> _TASK DETAILS_
Write out the records that appear below, verbatim and complete, but without pictures.

## Begin

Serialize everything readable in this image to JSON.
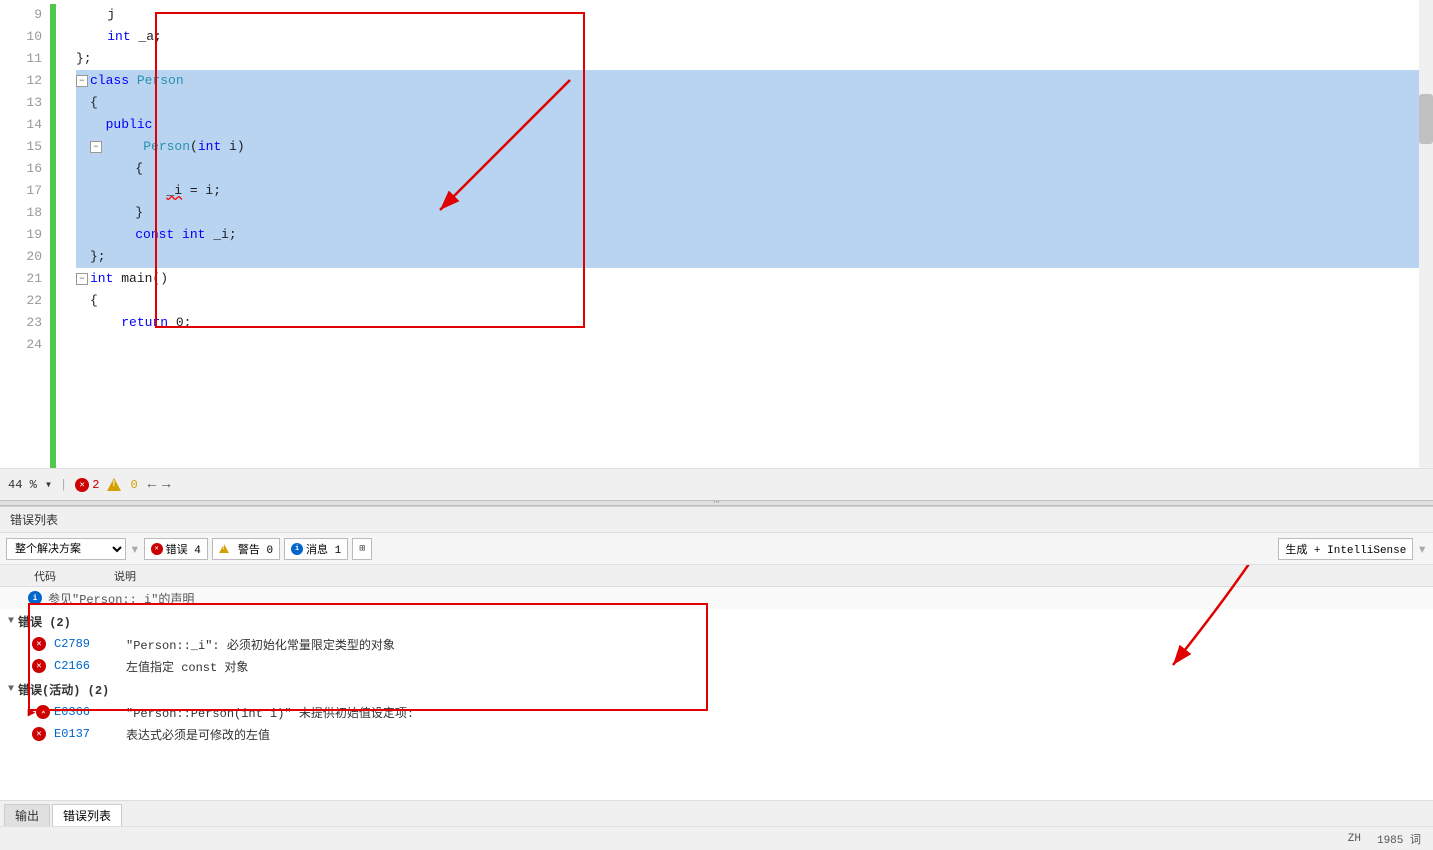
{
  "editor": {
    "lines": [
      {
        "num": "9",
        "code": "    j",
        "selected": false,
        "indent": 0
      },
      {
        "num": "10",
        "code": "    int _a;",
        "selected": false,
        "indent": 0
      },
      {
        "num": "11",
        "code": "};",
        "selected": false,
        "indent": 0
      },
      {
        "num": "12",
        "code": "class Person",
        "selected": true,
        "hasFold": true,
        "indent": 0
      },
      {
        "num": "13",
        "code": "{",
        "selected": true,
        "indent": 0
      },
      {
        "num": "14",
        "code": "  public:",
        "selected": true,
        "indent": 0
      },
      {
        "num": "15",
        "code": "    Person(int i)",
        "selected": true,
        "hasFold": true,
        "indent": 1
      },
      {
        "num": "16",
        "code": "    {",
        "selected": true,
        "indent": 1
      },
      {
        "num": "17",
        "code": "        _i = i;",
        "selected": true,
        "indent": 2
      },
      {
        "num": "18",
        "code": "    }",
        "selected": true,
        "indent": 1
      },
      {
        "num": "19",
        "code": "    const int _i;",
        "selected": true,
        "indent": 1
      },
      {
        "num": "20",
        "code": "};",
        "selected": true,
        "indent": 0
      },
      {
        "num": "21",
        "code": "int main()",
        "selected": false,
        "hasFold": true,
        "indent": 0
      },
      {
        "num": "22",
        "code": "{",
        "selected": false,
        "indent": 0
      },
      {
        "num": "23",
        "code": "    return 0;",
        "selected": false,
        "indent": 0
      },
      {
        "num": "24",
        "code": "",
        "selected": false,
        "indent": 0
      }
    ],
    "zoom": "44 %",
    "error_count": "2",
    "warn_count": "0"
  },
  "status_bar": {
    "zoom": "44 %",
    "errors": "2",
    "warnings": "0",
    "nav_prev": "←",
    "nav_next": "→"
  },
  "error_panel": {
    "title": "错误列表",
    "scope_label": "整个解决方案",
    "btn_errors": "错误 4",
    "btn_warnings": "警告 0",
    "btn_messages": "消息 1",
    "btn_build": "生成 + IntelliSense",
    "col_code": "代码",
    "col_desc": "说明",
    "hint_row": "参见\"Person::_i\"的声明",
    "groups": [
      {
        "label": "错误 (2)",
        "items": [
          {
            "code": "C2789",
            "desc": "\"Person::_i\": 必须初始化常量限定类型的对象",
            "icon": "error"
          },
          {
            "code": "C2166",
            "desc": "左值指定 const 对象",
            "icon": "error"
          }
        ]
      },
      {
        "label": "错误(活动) (2)",
        "items": [
          {
            "code": "E0366",
            "desc": "\"Person::Person(int i)\" 未提供初始值设定项:",
            "icon": "warning"
          },
          {
            "code": "E0137",
            "desc": "表达式必须是可修改的左值",
            "icon": "warning"
          }
        ]
      }
    ]
  },
  "bottom_tabs": [
    {
      "label": "输出",
      "active": false
    },
    {
      "label": "错误列表",
      "active": true
    }
  ],
  "status_info": {
    "lang": "ZH",
    "words": "1985 词"
  }
}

## End

> _RESULT OF THIS EXERCISE_
Serialize everything readable in this image to JSON.
{
  "editor": {
    "lines": [
      {
        "num": "9",
        "code": "    j",
        "selected": false,
        "indent": 0
      },
      {
        "num": "10",
        "code": "    int _a;",
        "selected": false,
        "indent": 0
      },
      {
        "num": "11",
        "code": "};",
        "selected": false,
        "indent": 0
      },
      {
        "num": "12",
        "code": "class Person",
        "selected": true,
        "hasFold": true,
        "indent": 0
      },
      {
        "num": "13",
        "code": "{",
        "selected": true,
        "indent": 0
      },
      {
        "num": "14",
        "code": "  public:",
        "selected": true,
        "indent": 0
      },
      {
        "num": "15",
        "code": "    Person(int i)",
        "selected": true,
        "hasFold": true,
        "indent": 1
      },
      {
        "num": "16",
        "code": "    {",
        "selected": true,
        "indent": 1
      },
      {
        "num": "17",
        "code": "        _i = i;",
        "selected": true,
        "indent": 2
      },
      {
        "num": "18",
        "code": "    }",
        "selected": true,
        "indent": 1
      },
      {
        "num": "19",
        "code": "    const int _i;",
        "selected": true,
        "indent": 1
      },
      {
        "num": "20",
        "code": "};",
        "selected": true,
        "indent": 0
      },
      {
        "num": "21",
        "code": "int main()",
        "selected": false,
        "hasFold": true,
        "indent": 0
      },
      {
        "num": "22",
        "code": "{",
        "selected": false,
        "indent": 0
      },
      {
        "num": "23",
        "code": "    return 0;",
        "selected": false,
        "indent": 0
      },
      {
        "num": "24",
        "code": "",
        "selected": false,
        "indent": 0
      }
    ],
    "zoom": "44 %",
    "error_count": "2",
    "warn_count": "0"
  },
  "status_bar": {
    "zoom": "44 %",
    "errors": "2",
    "warnings": "0",
    "nav_prev": "←",
    "nav_next": "→"
  },
  "error_panel": {
    "title": "错误列表",
    "scope_label": "整个解决方案",
    "btn_errors": "错误 4",
    "btn_warnings": "警告 0",
    "btn_messages": "消息 1",
    "btn_build": "生成 + IntelliSense",
    "col_code": "代码",
    "col_desc": "说明",
    "hint_row": "参见\"Person::_i\"的声明",
    "groups": [
      {
        "label": "错误 (2)",
        "items": [
          {
            "code": "C2789",
            "desc": "\"Person::_i\": 必须初始化常量限定类型的对象",
            "icon": "error"
          },
          {
            "code": "C2166",
            "desc": "左值指定 const 对象",
            "icon": "error"
          }
        ]
      },
      {
        "label": "错误(活动) (2)",
        "items": [
          {
            "code": "E0366",
            "desc": "\"Person::Person(int i)\" 未提供初始值设定项:",
            "icon": "warning"
          },
          {
            "code": "E0137",
            "desc": "表达式必须是可修改的左值",
            "icon": "warning"
          }
        ]
      }
    ]
  },
  "bottom_tabs": [
    {
      "label": "输出",
      "active": false
    },
    {
      "label": "错误列表",
      "active": true
    }
  ],
  "status_info": {
    "lang": "ZH",
    "words": "1985 词"
  }
}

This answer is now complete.